→ TO BE DONE:
Render every line of the records below as a JSON list of strings, with one string per line and blank lines omitted. Leave the pictures out of the answer.

───

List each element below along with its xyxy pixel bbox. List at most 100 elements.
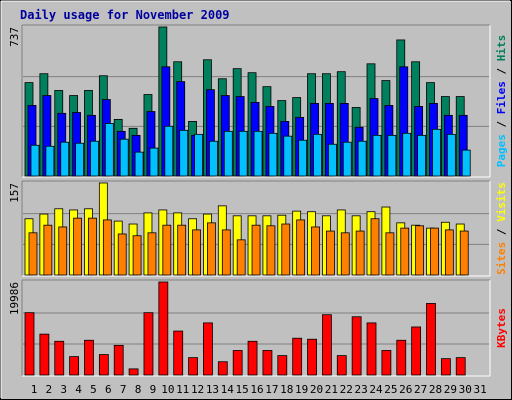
bar (162, 224, 172, 276)
x-tick-label: 2 (46, 383, 53, 396)
bar (223, 130, 233, 177)
legend-entry: Sites (495, 242, 508, 275)
bar (400, 227, 410, 276)
bar (75, 142, 85, 177)
bar (236, 239, 246, 276)
bar (461, 149, 471, 177)
bar (411, 326, 422, 376)
bar (217, 361, 228, 376)
bar (45, 145, 55, 177)
bar (69, 356, 80, 376)
bar (340, 232, 350, 276)
x-tick-label: 21 (325, 383, 338, 396)
bar (119, 138, 129, 177)
bar (366, 322, 377, 376)
bar (164, 125, 174, 177)
bar (283, 135, 293, 177)
bar (173, 330, 184, 376)
legend-entry: Hits (495, 35, 508, 62)
bar (307, 338, 317, 376)
bar (58, 226, 68, 276)
bar (149, 147, 159, 177)
bar (192, 229, 201, 276)
legend: Pages / Files / Hits (495, 35, 508, 168)
bar (98, 354, 109, 376)
bar (132, 235, 142, 276)
x-tick-label: 27 (414, 383, 427, 396)
bar (134, 151, 144, 177)
bar (372, 134, 382, 177)
bar (432, 128, 441, 177)
legend-entry: KBytes (495, 308, 508, 348)
bar (60, 141, 70, 177)
bar (177, 224, 187, 276)
legend: KBytes (495, 308, 508, 348)
bar (446, 133, 456, 177)
bar (232, 350, 243, 376)
legend-separator: / (495, 222, 508, 242)
legend-separator: / (495, 114, 508, 134)
legend: Sites / Visits (495, 182, 508, 275)
bar (194, 133, 203, 177)
x-tick-label: 17 (265, 383, 278, 396)
legend-separator: / (495, 61, 508, 81)
bar (207, 222, 216, 276)
bar (298, 139, 308, 177)
x-tick-label: 26 (399, 383, 412, 396)
x-tick-label: 29 (444, 383, 457, 396)
bar (128, 368, 139, 376)
x-tick-label: 24 (369, 383, 383, 396)
x-tick-label: 15 (236, 383, 249, 396)
x-tick-label: 25 (384, 383, 397, 396)
x-tick-label: 7 (120, 383, 127, 396)
x-tick-label: 9 (150, 383, 157, 396)
bar (387, 134, 397, 177)
x-tick-label: 12 (191, 383, 204, 396)
x-tick-label: 4 (75, 383, 82, 396)
bar (188, 357, 198, 376)
x-tick-label: 10 (161, 383, 174, 396)
y-tick-label: 19986 (8, 282, 21, 315)
y-tick-label: 157 (8, 183, 21, 203)
bar (28, 232, 38, 276)
bar (143, 312, 154, 376)
bar (90, 140, 99, 177)
bar (355, 230, 365, 276)
x-tick-label: 23 (355, 383, 368, 396)
bar (311, 226, 320, 276)
bar (455, 357, 466, 376)
bar (209, 140, 218, 177)
bar (43, 224, 53, 276)
bar (24, 312, 35, 376)
x-tick-label: 13 (206, 383, 219, 396)
bar (313, 133, 322, 177)
x-tick-label: 6 (105, 383, 112, 396)
bar (158, 281, 169, 376)
x-tick-label: 19 (295, 383, 308, 396)
bar (415, 225, 425, 276)
x-tick-label: 20 (310, 383, 323, 396)
x-tick-label: 3 (60, 383, 67, 396)
bar (266, 225, 276, 276)
bar (247, 340, 258, 376)
bar (426, 303, 436, 376)
x-tick-label: 1 (31, 383, 38, 396)
bar (342, 141, 352, 177)
bar (268, 132, 278, 177)
x-tick-label: 30 (459, 383, 472, 396)
bar (357, 140, 367, 177)
bar (54, 340, 65, 376)
bar (238, 130, 248, 177)
x-tick-label: 18 (280, 383, 293, 396)
bar (402, 132, 412, 177)
bar (459, 230, 469, 276)
x-tick-label: 31 (473, 383, 486, 396)
bar (351, 316, 362, 376)
bar (321, 314, 332, 376)
bar (221, 229, 231, 276)
bar (430, 227, 439, 276)
legend-entry: Pages (495, 134, 508, 167)
bar (277, 355, 288, 376)
legend-entry: Visits (495, 182, 508, 222)
bar (84, 339, 94, 376)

───

→ OUTPUT OF THE TASK:
[
  "List each element below along with its xyxy pixel bbox. List at most 100 elements.",
  "bar (162, 224, 172, 276)",
  "x-tick-label: 2 (46, 383, 53, 396)",
  "bar (223, 130, 233, 177)",
  "legend-entry: Sites (495, 242, 508, 275)",
  "bar (400, 227, 410, 276)",
  "bar (75, 142, 85, 177)",
  "bar (236, 239, 246, 276)",
  "bar (461, 149, 471, 177)",
  "bar (411, 326, 422, 376)",
  "bar (217, 361, 228, 376)",
  "bar (45, 145, 55, 177)",
  "bar (69, 356, 80, 376)",
  "bar (340, 232, 350, 276)",
  "x-tick-label: 21 (325, 383, 338, 396)",
  "bar (119, 138, 129, 177)",
  "bar (366, 322, 377, 376)",
  "bar (164, 125, 174, 177)",
  "bar (283, 135, 293, 177)",
  "bar (173, 330, 184, 376)",
  "legend-entry: Hits (495, 35, 508, 62)",
  "bar (307, 338, 317, 376)",
  "bar (58, 226, 68, 276)",
  "bar (149, 147, 159, 177)",
  "bar (192, 229, 201, 276)",
  "legend: Pages / Files / Hits (495, 35, 508, 168)",
  "bar (98, 354, 109, 376)",
  "bar (132, 235, 142, 276)",
  "x-tick-label: 27 (414, 383, 427, 396)",
  "bar (134, 151, 144, 177)",
  "bar (372, 134, 382, 177)",
  "bar (432, 128, 441, 177)",
  "legend-entry: KBytes (495, 308, 508, 348)",
  "bar (60, 141, 70, 177)",
  "bar (177, 224, 187, 276)",
  "legend: KBytes (495, 308, 508, 348)",
  "bar (446, 133, 456, 177)",
  "bar (232, 350, 243, 376)",
  "legend-separator: / (495, 222, 508, 242)",
  "legend-separator: / (495, 114, 508, 134)",
  "legend: Sites / Visits (495, 182, 508, 275)",
  "bar (194, 133, 203, 177)",
  "x-tick-label: 17 (265, 383, 278, 396)",
  "legend-separator: / (495, 61, 508, 81)",
  "bar (207, 222, 216, 276)",
  "bar (298, 139, 308, 177)",
  "x-tick-label: 26 (399, 383, 412, 396)",
  "x-tick-label: 29 (444, 383, 457, 396)",
  "bar (128, 368, 139, 376)",
  "x-tick-label: 24 (369, 383, 383, 396)",
  "x-tick-label: 15 (236, 383, 249, 396)",
  "x-tick-label: 25 (384, 383, 397, 396)",
  "x-tick-label: 7 (120, 383, 127, 396)",
  "x-tick-label: 9 (150, 383, 157, 396)",
  "bar (387, 134, 397, 177)",
  "x-tick-label: 12 (191, 383, 204, 396)",
  "x-tick-label: 4 (75, 383, 82, 396)",
  "bar (188, 357, 198, 376)",
  "x-tick-label: 10 (161, 383, 174, 396)",
  "y-tick-label: 19986 (8, 282, 21, 315)",
  "y-tick-label: 157 (8, 183, 21, 203)",
  "bar (28, 232, 38, 276)",
  "bar (143, 312, 154, 376)",
  "bar (90, 140, 99, 177)",
  "bar (355, 230, 365, 276)",
  "x-tick-label: 23 (355, 383, 368, 396)",
  "bar (311, 226, 320, 276)",
  "bar (455, 357, 466, 376)",
  "bar (209, 140, 218, 177)",
  "bar (43, 224, 53, 276)",
  "bar (24, 312, 35, 376)",
  "x-tick-label: 13 (206, 383, 219, 396)",
  "bar (313, 133, 322, 177)",
  "x-tick-label: 6 (105, 383, 112, 396)",
  "bar (158, 281, 169, 376)",
  "x-tick-label: 19 (295, 383, 308, 396)",
  "bar (415, 225, 425, 276)",
  "x-tick-label: 20 (310, 383, 323, 396)",
  "x-tick-label: 3 (60, 383, 67, 396)",
  "bar (266, 225, 276, 276)",
  "bar (247, 340, 258, 376)",
  "bar (426, 303, 436, 376)",
  "x-tick-label: 1 (31, 383, 38, 396)",
  "bar (342, 141, 352, 177)",
  "bar (268, 132, 278, 177)",
  "x-tick-label: 30 (459, 383, 472, 396)",
  "bar (357, 140, 367, 177)",
  "bar (54, 340, 65, 376)",
  "bar (238, 130, 248, 177)",
  "x-tick-label: 18 (280, 383, 293, 396)",
  "bar (402, 132, 412, 177)",
  "bar (459, 230, 469, 276)",
  "x-tick-label: 31 (473, 383, 486, 396)",
  "bar (351, 316, 362, 376)",
  "bar (321, 314, 332, 376)",
  "bar (221, 229, 231, 276)",
  "bar (430, 227, 439, 276)",
  "legend-entry: Pages (495, 134, 508, 167)",
  "bar (277, 355, 288, 376)",
  "legend-entry: Visits (495, 182, 508, 222)",
  "bar (84, 339, 94, 376)"
]